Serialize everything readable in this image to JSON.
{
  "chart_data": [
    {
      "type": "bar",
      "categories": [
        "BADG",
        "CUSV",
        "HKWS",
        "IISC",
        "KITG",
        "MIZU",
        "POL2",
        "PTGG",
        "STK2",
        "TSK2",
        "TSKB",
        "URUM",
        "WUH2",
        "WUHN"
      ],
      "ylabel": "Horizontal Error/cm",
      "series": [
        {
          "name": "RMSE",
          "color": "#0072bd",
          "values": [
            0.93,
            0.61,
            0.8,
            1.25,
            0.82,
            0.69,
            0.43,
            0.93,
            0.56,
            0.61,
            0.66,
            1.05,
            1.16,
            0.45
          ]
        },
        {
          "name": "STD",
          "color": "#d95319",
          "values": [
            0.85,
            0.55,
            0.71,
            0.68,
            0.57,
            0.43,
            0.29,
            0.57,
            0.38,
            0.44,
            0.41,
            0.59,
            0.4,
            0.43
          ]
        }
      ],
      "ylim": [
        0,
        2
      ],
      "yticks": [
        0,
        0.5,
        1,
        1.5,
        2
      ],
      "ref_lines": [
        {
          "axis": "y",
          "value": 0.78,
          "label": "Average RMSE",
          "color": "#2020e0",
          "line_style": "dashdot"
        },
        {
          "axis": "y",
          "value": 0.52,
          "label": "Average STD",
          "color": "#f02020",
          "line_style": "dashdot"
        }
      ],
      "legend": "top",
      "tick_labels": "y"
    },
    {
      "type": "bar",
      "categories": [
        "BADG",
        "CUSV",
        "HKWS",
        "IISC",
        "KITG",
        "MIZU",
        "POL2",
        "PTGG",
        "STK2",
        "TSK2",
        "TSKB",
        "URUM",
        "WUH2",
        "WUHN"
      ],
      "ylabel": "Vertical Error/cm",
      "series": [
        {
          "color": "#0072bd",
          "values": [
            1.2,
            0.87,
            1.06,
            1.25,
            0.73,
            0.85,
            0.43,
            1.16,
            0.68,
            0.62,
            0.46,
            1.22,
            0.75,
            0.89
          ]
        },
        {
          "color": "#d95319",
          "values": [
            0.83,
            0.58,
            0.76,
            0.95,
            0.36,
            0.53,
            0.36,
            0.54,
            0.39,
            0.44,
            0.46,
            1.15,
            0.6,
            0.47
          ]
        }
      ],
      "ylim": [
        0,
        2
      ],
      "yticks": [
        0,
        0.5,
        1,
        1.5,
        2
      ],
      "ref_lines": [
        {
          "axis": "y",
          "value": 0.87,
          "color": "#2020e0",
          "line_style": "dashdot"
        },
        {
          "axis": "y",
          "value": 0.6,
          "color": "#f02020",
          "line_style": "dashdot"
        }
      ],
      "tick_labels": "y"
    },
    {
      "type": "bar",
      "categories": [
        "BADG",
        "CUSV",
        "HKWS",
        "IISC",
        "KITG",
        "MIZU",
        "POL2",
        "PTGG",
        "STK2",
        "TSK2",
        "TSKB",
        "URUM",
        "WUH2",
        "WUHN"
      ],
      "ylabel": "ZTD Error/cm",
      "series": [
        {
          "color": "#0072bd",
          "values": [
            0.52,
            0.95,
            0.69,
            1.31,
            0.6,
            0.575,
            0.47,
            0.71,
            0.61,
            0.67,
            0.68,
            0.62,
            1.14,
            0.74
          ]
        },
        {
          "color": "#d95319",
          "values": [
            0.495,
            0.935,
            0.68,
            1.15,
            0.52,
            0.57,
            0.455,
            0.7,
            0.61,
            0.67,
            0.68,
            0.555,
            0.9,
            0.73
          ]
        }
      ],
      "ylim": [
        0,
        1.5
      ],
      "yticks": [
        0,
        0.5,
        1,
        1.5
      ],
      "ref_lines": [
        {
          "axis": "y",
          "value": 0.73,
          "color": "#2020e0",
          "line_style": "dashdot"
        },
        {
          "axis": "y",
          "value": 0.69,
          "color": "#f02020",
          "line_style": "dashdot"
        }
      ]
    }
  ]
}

====

### TO BE DONE
Find and copy each line above that includes the string "ylabel".

### WRITTEN ANSWER
      "ylabel": "Horizontal Error/cm",
      "ylabel": "Vertical Error/cm",
      "ylabel": "ZTD Error/cm",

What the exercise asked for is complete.